### [Court exercice]
Mettez toutes les lignes des enregistrements ci-dessous sous forme de liste numérotée, en omettant les lignes vides. Ne reprenez pas les images dans votre réponse.
==== Documents source ====
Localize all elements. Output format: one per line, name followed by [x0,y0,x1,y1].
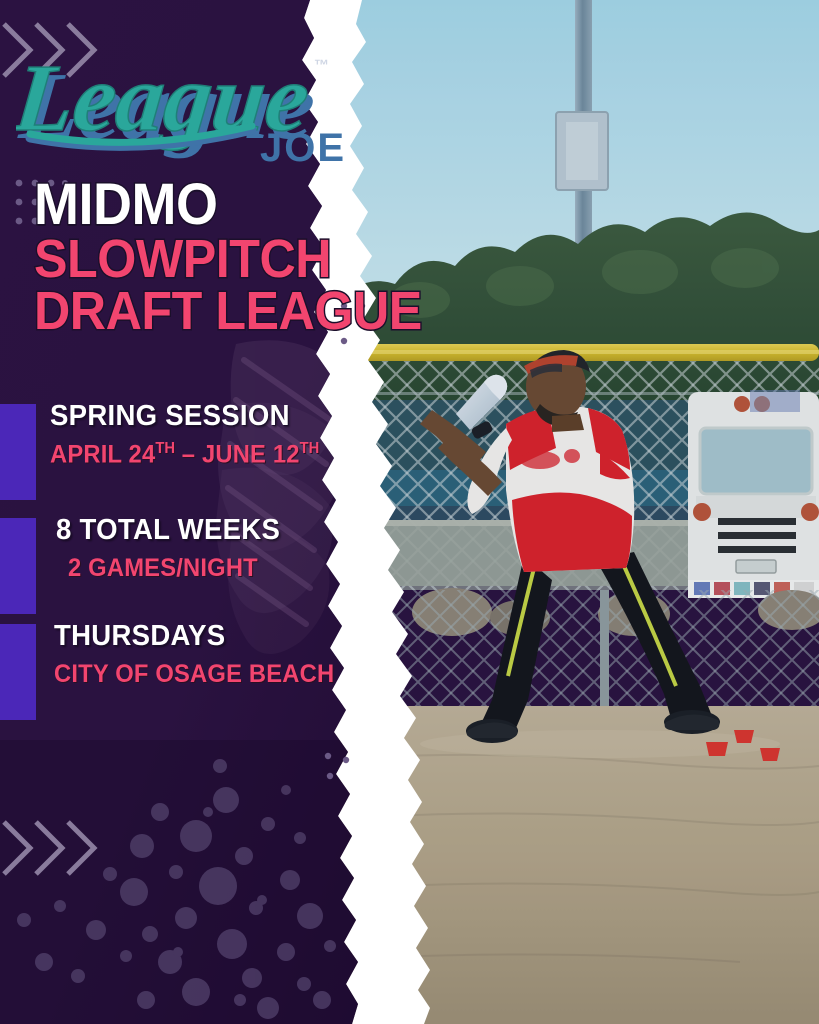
panel-content: League League JOE ™ [0,0,400,1024]
accent-bar [0,518,36,614]
info-title-weeks: 8 TOTAL WEEKS [56,514,389,547]
logo-trademark: ™ [314,57,329,74]
poster-canvas: League League JOE ™ [0,0,819,1024]
accent-bar [0,624,36,720]
info-sub-dates: APRIL 24TH – JUNE 12TH [50,440,383,469]
title-line-slowpitch: SLOWPITCH [34,235,369,285]
page-title: MIDMO SLOWPITCH DRAFT LEAGUE [34,178,394,337]
title-line-midmo: MIDMO [34,178,369,231]
dot-grid-decoration-lower [322,750,362,790]
league-joe-logo: League League JOE ™ [16,34,346,169]
info-title-day: THURSDAYS [54,620,387,653]
info-sub-location: CITY OF OSAGE BEACH [54,660,387,689]
info-sub-games: 2 GAMES/NIGHT [68,554,389,583]
ordinal-suffix-start: TH [155,440,175,457]
ordinal-suffix-end: TH [300,440,320,457]
accent-bar [0,404,36,500]
title-line-draft-league: DRAFT LEAGUE [34,287,369,337]
info-row-weeks: 8 TOTAL WEEKS 2 GAMES/NIGHT [0,514,400,618]
info-row-day-location: THURSDAYS CITY OF OSAGE BEACH [0,620,400,724]
info-title-session: SPRING SESSION [50,400,383,433]
info-row-session: SPRING SESSION APRIL 24TH – JUNE 12TH [0,400,400,504]
logo-joe: JOE [260,126,346,169]
chevron-decoration-bottom [2,812,107,884]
====
### [Réponse]
1. Localize all elements. Output format: one per line, name followed by [x0,y0,x1,y1].
2. panel-content: League League JOE ™ [0,0,400,1024]
3. accent-bar [0,518,36,614]
4. info-title-weeks: 8 TOTAL WEEKS [56,514,389,547]
5. logo-trademark: ™ [314,57,329,74]
6. poster-canvas: League League JOE ™ [0,0,819,1024]
7. accent-bar [0,624,36,720]
8. info-sub-dates: APRIL 24TH – JUNE 12TH [50,440,383,469]
9. title-line-slowpitch: SLOWPITCH [34,235,369,285]
10. page-title: MIDMO SLOWPITCH DRAFT LEAGUE [34,178,394,337]
11. title-line-midmo: MIDMO [34,178,369,231]
12. dot-grid-decoration-lower [322,750,362,790]
13. league-joe-logo: League League JOE ™ [16,34,346,169]
14. info-title-day: THURSDAYS [54,620,387,653]
15. info-sub-location: CITY OF OSAGE BEACH [54,660,387,689]
16. info-sub-games: 2 GAMES/NIGHT [68,554,389,583]
17. ordinal-suffix-start: TH [155,440,175,457]
18. ordinal-suffix-end: TH [300,440,320,457]
19. accent-bar [0,404,36,500]
20. title-line-draft-league: DRAFT LEAGUE [34,287,369,337]
21. info-row-weeks: 8 TOTAL WEEKS 2 GAMES/NIGHT [0,514,400,618]
22. info-row-day-location: THURSDAYS CITY OF OSAGE BEACH [0,620,400,724]
23. info-title-session: SPRING SESSION [50,400,383,433]
24. info-row-session: SPRING SESSION APRIL 24TH – JUNE 12TH [0,400,400,504]
25. logo-joe: JOE [260,126,346,169]
26. chevron-decoration-bottom [2,812,107,884]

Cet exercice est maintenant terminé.